(Data records)

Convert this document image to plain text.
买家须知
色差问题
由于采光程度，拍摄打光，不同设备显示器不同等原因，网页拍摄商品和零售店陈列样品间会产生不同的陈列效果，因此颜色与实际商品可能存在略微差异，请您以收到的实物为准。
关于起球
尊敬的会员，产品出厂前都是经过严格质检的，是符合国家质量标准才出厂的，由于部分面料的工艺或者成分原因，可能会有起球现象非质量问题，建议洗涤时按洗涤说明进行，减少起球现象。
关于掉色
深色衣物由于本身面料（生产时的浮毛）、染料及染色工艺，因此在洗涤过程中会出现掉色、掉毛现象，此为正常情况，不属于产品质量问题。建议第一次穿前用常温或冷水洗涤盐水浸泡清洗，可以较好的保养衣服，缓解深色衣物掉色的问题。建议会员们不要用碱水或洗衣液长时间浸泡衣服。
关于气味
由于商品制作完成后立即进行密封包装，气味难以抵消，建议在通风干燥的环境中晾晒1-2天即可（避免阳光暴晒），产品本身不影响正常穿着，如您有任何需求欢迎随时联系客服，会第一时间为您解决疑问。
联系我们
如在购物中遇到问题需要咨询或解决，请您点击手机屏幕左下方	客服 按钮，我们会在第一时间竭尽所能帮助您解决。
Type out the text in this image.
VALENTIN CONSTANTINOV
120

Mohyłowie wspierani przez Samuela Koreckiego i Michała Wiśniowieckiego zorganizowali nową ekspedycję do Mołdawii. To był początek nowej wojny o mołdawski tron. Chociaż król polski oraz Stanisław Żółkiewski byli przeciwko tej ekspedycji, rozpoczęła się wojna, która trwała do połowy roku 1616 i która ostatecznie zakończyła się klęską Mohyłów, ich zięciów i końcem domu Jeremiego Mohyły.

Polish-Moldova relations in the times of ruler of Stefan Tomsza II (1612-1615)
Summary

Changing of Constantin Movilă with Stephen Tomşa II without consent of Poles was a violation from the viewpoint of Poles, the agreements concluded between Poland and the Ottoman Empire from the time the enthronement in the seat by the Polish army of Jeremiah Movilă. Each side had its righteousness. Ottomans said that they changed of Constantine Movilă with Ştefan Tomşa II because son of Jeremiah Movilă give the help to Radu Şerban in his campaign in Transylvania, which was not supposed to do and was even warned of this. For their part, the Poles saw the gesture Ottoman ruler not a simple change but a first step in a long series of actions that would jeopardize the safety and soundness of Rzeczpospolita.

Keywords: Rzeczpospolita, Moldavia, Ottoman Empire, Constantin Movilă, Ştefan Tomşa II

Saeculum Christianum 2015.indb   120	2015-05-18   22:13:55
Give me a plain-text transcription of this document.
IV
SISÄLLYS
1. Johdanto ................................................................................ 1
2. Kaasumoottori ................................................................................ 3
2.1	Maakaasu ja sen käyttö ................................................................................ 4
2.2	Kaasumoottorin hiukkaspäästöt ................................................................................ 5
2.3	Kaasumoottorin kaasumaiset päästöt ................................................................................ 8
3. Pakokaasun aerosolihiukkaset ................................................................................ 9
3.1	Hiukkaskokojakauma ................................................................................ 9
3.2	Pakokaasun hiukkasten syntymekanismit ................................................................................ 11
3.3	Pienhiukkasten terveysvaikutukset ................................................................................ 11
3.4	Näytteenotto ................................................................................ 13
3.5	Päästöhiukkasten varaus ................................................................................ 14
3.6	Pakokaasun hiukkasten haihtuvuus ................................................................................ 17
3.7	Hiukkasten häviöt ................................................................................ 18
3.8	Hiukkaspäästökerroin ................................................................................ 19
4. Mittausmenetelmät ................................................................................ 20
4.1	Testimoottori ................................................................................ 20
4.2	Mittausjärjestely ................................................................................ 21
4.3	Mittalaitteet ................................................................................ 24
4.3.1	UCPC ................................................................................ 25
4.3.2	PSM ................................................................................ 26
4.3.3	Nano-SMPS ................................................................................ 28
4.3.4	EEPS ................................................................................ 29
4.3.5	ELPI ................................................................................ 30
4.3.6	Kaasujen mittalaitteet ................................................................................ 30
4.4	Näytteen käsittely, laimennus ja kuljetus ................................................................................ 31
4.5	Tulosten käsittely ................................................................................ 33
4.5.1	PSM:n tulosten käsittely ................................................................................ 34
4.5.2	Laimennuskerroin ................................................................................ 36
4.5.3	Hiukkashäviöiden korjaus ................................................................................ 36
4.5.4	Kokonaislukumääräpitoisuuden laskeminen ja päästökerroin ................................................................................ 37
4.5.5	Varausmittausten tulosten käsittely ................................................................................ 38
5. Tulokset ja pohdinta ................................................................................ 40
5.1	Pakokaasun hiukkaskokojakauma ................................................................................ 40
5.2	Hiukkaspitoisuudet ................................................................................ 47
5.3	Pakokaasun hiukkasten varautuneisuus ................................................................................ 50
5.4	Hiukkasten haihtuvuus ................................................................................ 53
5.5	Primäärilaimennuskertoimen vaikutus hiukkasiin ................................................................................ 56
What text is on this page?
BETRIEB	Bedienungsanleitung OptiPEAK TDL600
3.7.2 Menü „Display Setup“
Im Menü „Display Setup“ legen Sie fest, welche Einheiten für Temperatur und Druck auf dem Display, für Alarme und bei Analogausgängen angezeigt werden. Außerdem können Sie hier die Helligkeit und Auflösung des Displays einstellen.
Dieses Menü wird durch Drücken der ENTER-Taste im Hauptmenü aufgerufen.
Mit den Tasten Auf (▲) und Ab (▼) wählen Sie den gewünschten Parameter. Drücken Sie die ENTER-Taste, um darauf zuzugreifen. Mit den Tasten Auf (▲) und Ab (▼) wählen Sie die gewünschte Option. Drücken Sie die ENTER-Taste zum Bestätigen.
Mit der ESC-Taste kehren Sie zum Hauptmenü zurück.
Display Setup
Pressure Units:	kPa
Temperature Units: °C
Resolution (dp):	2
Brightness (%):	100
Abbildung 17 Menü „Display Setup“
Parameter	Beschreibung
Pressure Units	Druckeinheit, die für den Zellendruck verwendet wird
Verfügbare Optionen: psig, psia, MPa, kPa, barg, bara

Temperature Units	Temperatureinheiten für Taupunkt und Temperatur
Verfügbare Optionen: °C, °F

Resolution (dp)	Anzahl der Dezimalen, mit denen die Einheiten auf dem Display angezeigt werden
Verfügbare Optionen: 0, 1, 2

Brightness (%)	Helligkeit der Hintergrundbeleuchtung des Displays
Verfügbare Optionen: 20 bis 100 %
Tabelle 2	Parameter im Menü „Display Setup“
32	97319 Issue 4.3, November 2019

- **PROBLEM STATEMENT**: Extract all lines from the material above that include the word "Hauptmenü".

- **SOLUTION TO THE PROBLEM**:
Dieses Menü wird durch Drücken der ENTER-Taste im Hauptmenü aufgerufen.
Mit der ESC-Taste kehren Sie zum Hauptmenü zurück.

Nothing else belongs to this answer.